Figure dataset records
---*---
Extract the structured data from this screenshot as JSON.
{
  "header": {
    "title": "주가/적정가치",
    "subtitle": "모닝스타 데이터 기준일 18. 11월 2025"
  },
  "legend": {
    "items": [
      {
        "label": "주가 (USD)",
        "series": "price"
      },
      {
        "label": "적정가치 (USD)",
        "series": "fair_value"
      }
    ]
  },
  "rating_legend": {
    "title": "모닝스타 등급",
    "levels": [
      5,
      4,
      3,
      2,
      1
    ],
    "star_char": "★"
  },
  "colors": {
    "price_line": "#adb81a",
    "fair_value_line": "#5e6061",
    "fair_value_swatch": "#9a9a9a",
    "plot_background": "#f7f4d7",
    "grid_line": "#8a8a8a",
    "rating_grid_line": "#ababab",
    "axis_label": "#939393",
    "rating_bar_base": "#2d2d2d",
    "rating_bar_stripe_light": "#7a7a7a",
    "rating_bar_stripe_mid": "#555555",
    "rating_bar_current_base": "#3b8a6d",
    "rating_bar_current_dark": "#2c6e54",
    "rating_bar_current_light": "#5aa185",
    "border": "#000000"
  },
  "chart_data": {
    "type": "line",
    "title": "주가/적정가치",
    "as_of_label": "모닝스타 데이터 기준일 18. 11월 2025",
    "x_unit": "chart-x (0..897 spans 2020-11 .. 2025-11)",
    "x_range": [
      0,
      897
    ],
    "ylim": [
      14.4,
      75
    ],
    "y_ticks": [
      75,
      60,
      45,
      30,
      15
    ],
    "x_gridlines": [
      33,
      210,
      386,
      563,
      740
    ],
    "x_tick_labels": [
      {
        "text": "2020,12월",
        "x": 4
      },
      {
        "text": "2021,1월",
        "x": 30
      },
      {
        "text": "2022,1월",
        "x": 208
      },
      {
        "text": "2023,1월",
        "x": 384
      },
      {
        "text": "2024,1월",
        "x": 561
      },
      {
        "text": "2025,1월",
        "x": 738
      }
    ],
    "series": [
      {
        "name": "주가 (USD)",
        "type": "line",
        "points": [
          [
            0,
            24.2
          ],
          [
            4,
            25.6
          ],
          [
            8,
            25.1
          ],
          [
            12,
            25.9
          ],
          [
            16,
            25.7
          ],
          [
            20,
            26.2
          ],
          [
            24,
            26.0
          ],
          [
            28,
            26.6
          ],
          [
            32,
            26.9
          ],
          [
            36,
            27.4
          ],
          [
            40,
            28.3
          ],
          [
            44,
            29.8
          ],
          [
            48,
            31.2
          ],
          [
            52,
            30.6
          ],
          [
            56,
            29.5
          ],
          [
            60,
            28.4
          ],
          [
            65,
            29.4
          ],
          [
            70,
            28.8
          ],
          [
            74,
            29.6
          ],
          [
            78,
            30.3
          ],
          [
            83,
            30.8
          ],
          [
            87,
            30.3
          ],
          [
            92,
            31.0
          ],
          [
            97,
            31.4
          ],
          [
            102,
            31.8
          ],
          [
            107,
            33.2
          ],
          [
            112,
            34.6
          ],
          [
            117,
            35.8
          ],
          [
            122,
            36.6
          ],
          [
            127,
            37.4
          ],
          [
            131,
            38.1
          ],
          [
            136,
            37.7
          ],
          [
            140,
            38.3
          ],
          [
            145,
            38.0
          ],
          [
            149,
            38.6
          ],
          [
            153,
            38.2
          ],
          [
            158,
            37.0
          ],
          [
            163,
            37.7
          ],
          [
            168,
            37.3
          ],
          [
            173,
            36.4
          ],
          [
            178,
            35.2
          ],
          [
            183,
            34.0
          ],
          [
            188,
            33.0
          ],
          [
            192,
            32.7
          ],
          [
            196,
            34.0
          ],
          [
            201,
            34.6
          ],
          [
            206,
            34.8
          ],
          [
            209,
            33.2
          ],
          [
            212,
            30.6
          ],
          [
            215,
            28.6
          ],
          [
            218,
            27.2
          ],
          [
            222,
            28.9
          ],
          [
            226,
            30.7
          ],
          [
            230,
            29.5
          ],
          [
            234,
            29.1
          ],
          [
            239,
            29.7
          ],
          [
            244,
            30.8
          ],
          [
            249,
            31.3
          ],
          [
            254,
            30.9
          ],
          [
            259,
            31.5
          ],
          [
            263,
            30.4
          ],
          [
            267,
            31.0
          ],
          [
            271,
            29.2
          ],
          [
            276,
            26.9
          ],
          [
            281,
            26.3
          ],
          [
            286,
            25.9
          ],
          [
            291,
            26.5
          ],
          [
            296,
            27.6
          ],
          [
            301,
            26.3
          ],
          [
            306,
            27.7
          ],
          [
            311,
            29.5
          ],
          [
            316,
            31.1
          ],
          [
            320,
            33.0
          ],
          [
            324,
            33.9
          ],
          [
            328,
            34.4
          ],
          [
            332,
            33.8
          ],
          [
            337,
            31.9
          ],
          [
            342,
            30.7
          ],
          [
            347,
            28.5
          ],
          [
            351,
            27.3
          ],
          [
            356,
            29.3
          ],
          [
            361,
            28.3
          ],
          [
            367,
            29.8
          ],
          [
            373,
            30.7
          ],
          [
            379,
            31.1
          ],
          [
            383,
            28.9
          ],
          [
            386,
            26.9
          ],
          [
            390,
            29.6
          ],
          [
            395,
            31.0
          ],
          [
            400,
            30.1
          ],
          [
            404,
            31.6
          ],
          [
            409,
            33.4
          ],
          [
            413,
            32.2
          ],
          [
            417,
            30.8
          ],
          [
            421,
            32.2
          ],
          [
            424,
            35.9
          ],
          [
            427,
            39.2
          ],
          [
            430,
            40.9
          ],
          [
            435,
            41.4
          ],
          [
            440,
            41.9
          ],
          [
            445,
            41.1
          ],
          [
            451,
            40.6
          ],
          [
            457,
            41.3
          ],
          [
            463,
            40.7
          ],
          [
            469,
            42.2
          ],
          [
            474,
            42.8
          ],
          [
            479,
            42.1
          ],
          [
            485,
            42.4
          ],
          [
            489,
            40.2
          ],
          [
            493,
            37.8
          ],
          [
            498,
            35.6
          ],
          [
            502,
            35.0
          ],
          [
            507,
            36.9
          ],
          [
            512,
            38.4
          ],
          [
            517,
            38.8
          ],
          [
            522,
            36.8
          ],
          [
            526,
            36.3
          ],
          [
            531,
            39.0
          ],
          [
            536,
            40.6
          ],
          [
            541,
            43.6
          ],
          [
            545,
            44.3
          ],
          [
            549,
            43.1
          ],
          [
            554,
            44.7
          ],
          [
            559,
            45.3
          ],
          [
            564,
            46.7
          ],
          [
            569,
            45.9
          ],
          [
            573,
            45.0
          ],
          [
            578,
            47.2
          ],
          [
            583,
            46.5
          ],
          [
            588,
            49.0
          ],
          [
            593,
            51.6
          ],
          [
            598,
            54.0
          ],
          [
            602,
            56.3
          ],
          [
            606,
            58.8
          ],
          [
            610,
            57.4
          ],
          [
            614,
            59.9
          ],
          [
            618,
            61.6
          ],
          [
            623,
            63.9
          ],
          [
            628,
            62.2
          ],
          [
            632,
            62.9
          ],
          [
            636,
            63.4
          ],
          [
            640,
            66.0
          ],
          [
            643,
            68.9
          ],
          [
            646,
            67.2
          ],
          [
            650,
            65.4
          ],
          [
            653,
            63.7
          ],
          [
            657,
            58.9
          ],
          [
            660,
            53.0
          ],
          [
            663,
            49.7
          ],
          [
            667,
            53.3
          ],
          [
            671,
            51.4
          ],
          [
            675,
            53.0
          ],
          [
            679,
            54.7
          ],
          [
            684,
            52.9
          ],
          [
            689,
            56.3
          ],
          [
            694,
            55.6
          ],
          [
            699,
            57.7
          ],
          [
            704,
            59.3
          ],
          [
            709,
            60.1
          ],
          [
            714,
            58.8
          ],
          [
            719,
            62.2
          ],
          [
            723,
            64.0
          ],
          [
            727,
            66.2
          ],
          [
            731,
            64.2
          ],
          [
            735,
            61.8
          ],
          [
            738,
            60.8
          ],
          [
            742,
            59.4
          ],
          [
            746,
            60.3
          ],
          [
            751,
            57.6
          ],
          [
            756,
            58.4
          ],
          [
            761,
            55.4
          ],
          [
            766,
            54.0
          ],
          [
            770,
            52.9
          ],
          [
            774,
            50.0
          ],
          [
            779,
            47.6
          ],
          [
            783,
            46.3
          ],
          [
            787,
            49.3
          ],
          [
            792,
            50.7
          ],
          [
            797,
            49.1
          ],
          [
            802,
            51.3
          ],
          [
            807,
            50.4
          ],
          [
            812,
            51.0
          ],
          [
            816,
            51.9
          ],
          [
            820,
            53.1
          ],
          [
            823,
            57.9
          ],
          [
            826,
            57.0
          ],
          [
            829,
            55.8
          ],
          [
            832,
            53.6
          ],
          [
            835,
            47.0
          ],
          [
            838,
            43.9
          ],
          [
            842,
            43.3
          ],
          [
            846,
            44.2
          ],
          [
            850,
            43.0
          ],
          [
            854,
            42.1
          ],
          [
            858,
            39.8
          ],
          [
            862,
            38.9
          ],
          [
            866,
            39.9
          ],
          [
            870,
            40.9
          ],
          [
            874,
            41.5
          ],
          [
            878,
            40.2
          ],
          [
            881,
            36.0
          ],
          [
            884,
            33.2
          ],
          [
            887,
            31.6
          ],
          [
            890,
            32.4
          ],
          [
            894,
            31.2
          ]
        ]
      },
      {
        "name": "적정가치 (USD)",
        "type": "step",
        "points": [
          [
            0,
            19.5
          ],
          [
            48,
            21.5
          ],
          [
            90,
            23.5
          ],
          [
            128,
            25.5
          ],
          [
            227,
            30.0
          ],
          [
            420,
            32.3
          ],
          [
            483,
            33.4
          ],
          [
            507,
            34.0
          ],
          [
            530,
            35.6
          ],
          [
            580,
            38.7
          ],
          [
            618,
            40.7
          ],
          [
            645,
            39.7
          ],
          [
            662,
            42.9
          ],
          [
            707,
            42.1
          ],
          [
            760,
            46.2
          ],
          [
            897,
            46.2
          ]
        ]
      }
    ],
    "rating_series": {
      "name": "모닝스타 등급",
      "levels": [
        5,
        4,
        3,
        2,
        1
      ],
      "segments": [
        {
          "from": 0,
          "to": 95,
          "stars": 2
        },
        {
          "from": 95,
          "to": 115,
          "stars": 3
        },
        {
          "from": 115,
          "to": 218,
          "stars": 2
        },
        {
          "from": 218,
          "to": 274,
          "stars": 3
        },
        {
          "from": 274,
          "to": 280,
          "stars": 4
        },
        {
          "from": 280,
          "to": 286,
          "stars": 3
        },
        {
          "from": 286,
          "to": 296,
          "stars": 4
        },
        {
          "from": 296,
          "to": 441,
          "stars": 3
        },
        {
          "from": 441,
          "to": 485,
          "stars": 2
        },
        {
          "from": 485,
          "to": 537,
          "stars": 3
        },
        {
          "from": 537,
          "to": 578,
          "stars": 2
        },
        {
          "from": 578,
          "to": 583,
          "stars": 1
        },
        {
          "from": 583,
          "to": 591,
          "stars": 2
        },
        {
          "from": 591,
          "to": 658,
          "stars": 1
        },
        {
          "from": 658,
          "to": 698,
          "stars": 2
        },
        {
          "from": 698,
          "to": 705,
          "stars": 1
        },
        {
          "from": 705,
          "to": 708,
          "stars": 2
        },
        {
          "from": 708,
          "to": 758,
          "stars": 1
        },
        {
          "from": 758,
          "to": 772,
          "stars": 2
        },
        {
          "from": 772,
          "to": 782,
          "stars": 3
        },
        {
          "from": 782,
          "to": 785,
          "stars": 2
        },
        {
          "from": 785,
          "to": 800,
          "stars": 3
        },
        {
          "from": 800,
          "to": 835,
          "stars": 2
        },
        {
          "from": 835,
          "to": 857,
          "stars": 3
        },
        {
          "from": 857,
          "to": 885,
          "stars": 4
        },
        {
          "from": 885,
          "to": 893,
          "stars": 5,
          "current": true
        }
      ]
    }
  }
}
---*---
• Instructions for the task
Filter the data, keeping only the lines that contain "name".

• The answer
        "name": "주가 (USD)",
        "name": "적정가치 (USD)",
      "name": "모닝스타 등급",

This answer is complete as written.